* _Task brief_
Copy every line of the data that contains the string "Ecclesiis".

-- Start of Material --

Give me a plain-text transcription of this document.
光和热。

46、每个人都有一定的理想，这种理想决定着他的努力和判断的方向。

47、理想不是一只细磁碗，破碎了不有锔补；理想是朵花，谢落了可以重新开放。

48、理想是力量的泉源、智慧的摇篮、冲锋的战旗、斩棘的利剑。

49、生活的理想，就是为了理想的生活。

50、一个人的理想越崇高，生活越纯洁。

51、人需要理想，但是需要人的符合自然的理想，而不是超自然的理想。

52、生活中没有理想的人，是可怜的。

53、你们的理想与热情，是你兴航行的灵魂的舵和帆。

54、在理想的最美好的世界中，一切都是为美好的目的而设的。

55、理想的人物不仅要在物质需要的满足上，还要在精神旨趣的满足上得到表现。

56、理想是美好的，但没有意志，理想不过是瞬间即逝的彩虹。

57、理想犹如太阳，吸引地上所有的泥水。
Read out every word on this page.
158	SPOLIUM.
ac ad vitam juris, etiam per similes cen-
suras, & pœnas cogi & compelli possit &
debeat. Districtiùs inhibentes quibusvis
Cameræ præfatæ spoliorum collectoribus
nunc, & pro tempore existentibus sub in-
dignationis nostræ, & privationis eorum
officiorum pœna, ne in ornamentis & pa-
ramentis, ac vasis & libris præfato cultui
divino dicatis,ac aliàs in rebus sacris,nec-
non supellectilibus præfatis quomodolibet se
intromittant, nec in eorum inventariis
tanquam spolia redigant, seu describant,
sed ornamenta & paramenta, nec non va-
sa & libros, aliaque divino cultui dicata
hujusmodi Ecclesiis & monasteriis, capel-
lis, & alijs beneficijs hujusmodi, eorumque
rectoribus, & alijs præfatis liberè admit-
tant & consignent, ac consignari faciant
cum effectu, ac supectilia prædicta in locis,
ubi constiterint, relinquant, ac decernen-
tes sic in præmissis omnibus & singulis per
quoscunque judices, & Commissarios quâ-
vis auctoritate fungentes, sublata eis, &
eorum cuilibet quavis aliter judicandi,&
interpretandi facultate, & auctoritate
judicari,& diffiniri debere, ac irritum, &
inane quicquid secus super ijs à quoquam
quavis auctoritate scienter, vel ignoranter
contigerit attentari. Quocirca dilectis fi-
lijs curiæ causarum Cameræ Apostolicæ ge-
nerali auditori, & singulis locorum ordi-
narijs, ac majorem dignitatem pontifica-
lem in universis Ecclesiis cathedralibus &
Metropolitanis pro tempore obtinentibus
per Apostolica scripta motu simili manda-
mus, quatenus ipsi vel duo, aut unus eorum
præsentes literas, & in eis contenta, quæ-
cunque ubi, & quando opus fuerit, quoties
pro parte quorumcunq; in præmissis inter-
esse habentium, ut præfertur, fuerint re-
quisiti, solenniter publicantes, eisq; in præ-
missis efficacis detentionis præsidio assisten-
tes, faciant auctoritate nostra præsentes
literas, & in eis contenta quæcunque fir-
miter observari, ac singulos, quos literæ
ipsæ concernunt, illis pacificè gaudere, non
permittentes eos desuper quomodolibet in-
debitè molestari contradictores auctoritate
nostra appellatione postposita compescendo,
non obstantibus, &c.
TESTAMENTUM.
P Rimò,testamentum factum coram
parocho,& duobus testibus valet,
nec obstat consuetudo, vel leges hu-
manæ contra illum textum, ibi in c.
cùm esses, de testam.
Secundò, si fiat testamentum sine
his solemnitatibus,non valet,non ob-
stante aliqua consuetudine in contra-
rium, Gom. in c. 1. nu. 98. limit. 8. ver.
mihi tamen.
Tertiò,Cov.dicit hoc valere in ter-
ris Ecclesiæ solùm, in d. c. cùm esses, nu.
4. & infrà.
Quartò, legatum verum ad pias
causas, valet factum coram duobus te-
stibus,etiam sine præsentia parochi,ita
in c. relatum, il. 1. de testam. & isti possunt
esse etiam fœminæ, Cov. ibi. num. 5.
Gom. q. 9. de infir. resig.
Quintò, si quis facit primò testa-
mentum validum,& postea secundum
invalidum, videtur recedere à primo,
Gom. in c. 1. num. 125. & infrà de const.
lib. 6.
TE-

-- End of Material --

* _Exercise solution_
hujusmodi Ecclesiis & monasteriis, capel-
lem in universis Ecclesiis cathedralibus &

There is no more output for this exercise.